I think it is a useful feature to specify an encoding to the FASTA and FASTQ parsers. I will consider a clean API to support that, but implicitly replacing Ns with As looks awkward to me.

timbitz commented 8 years ago

Interesting. Yah, I have only minimally played with the new BioSequence, so I will dive a bit deeper and see what was going on. The API to specify encoding to FASTA/FASTQ would be great. This would remove the overhead of applying convert on each read no?

Fair enough about the Ns to A's... though in a sense N's are almost redundant in a FASTQ sequence, since each base is accompanied by a probability, and N presumably just means equal probability of all four bases.

TransGirlCodes commented 8 years ago

Is there functionality to read in sequences as 2 bit without the intermediate conversion? People at work will probably ask me this when I tell them.

Records from a data source
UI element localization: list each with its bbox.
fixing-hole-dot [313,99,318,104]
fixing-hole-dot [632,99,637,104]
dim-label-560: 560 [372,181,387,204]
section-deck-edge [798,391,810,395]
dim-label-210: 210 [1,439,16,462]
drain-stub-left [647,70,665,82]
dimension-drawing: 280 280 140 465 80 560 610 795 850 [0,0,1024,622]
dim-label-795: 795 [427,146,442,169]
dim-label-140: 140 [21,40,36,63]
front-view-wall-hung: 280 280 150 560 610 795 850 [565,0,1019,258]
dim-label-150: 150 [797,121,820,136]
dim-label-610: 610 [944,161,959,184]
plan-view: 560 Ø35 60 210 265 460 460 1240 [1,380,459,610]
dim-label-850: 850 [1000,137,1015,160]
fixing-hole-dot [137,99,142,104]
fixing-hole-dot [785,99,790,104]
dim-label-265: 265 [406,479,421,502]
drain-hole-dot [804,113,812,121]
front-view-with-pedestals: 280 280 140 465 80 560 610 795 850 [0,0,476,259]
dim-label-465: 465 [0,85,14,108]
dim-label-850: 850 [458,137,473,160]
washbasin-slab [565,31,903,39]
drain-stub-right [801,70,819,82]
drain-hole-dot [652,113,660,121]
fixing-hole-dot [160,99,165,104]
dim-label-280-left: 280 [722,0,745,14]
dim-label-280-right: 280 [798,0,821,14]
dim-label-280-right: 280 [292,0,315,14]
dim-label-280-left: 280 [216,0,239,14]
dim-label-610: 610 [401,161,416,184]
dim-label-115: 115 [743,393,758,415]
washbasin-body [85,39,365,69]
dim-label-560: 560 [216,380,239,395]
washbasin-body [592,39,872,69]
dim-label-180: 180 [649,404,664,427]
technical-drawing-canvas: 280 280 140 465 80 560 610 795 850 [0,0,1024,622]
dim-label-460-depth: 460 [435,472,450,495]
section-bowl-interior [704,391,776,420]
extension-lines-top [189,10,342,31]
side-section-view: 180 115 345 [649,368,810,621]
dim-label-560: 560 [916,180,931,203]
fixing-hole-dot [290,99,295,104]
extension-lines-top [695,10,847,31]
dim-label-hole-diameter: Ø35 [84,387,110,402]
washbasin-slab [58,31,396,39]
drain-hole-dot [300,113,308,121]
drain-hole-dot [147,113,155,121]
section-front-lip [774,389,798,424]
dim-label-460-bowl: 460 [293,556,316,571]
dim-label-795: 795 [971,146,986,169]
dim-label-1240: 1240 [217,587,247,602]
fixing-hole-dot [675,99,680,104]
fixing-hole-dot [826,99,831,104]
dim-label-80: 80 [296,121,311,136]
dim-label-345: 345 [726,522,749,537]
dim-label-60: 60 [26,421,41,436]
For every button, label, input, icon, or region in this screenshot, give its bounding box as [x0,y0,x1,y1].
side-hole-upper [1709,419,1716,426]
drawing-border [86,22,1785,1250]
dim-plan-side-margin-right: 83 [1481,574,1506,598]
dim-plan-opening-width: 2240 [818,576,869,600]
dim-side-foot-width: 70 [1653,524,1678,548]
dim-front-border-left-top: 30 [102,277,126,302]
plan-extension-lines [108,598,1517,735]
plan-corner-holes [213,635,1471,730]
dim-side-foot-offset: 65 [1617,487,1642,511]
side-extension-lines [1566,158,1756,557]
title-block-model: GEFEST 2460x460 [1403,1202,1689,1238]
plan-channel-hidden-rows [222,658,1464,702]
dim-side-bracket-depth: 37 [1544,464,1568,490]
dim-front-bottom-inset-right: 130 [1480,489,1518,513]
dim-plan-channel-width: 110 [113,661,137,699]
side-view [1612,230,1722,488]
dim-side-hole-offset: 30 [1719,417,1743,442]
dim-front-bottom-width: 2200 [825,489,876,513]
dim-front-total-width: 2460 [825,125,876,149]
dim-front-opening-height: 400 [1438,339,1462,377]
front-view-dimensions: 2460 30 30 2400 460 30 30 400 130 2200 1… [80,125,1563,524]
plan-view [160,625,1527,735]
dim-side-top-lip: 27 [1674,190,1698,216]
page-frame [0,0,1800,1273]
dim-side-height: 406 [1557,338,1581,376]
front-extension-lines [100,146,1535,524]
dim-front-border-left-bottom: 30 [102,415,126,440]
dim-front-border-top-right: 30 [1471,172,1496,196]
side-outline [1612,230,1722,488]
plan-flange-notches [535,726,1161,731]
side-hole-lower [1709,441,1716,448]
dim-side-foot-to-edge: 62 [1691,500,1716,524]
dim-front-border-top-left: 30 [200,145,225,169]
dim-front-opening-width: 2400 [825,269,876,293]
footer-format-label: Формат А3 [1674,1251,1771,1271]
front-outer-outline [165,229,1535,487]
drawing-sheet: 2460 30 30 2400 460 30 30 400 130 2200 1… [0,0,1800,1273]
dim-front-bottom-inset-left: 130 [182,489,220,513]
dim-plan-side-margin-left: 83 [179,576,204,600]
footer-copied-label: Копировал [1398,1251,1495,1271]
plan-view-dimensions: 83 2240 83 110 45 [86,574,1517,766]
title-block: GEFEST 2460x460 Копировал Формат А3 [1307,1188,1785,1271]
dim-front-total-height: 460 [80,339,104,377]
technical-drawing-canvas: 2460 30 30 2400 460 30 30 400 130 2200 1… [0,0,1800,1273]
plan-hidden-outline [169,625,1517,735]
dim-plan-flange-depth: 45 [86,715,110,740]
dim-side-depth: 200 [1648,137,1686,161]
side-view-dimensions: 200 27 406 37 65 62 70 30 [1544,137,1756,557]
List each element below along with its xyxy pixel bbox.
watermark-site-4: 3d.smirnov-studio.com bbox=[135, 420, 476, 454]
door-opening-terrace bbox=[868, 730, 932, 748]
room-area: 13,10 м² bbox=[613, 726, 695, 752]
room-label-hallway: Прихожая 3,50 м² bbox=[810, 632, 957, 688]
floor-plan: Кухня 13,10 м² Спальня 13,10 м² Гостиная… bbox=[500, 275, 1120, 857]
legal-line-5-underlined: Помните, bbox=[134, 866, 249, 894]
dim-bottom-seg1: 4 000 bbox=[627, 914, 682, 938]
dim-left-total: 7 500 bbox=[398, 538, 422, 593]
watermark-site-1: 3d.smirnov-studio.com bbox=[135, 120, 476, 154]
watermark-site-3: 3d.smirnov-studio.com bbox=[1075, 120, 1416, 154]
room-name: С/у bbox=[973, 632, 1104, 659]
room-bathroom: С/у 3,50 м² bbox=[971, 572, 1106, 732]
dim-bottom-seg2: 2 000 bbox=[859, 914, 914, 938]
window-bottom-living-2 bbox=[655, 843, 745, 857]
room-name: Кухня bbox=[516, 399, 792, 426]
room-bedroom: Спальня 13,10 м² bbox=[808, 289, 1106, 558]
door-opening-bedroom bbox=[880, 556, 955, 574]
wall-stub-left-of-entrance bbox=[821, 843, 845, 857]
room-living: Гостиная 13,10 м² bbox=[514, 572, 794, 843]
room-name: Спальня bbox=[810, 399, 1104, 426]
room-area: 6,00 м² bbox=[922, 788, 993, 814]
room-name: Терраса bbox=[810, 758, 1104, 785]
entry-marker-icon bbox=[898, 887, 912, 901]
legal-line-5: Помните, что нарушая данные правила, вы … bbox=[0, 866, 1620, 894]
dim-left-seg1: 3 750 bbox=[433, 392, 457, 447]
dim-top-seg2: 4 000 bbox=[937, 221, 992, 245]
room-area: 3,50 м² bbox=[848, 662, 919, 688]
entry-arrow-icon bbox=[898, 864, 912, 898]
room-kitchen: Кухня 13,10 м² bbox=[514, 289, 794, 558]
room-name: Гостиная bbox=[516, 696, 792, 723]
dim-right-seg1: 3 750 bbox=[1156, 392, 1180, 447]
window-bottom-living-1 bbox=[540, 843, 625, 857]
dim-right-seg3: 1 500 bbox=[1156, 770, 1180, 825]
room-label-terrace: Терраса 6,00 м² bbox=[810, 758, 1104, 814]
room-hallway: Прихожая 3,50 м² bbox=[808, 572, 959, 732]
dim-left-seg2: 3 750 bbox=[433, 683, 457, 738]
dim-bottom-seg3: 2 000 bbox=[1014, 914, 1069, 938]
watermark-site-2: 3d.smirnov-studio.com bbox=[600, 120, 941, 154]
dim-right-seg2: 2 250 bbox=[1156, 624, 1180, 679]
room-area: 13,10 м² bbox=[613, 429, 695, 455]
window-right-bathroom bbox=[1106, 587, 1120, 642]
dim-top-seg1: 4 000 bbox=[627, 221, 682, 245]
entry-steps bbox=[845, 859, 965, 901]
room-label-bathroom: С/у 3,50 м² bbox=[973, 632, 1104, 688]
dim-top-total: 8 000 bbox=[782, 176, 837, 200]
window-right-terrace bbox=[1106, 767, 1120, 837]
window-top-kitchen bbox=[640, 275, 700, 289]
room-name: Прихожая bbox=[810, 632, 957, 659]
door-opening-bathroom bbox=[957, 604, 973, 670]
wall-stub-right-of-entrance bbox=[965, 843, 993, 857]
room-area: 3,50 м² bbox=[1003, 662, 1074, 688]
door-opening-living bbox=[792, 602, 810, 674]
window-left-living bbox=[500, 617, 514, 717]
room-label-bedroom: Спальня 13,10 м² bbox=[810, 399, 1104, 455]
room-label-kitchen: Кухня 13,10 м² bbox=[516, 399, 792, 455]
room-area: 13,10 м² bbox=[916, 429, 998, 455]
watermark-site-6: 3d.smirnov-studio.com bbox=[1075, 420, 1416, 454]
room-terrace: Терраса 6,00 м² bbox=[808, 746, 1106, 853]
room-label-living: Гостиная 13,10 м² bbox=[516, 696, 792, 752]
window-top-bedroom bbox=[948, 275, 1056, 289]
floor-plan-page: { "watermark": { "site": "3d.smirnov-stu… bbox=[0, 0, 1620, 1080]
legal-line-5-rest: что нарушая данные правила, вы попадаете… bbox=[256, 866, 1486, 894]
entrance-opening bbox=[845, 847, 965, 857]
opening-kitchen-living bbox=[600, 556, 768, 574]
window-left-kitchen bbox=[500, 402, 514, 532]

▶ [Problems to work on]:
A – Please transcribe the part of the FASTA/FASTQ encoding discussion between "Fair enough about" and "all four bases.", inclusive.
B – Condense the paragraph in the FASTA/FASTQ encoding discussion that begins "Fair enough about the Ns to A's" into a single shorter sentence that keeps its main points.

▶ [Written responses]:
A –
Fair enough about the Ns to A's... though in a sense N's are almost redundant in a FASTQ sequence, since each base is accompanied by a probability, and N presumably just means equal probability of all four bases.

B – The commenter accepts the objection to replacing Ns with As but notes that Ns are nearly redundant in a FASTQ sequence, since each base carries a probability and N presumably means all four bases are equally likely.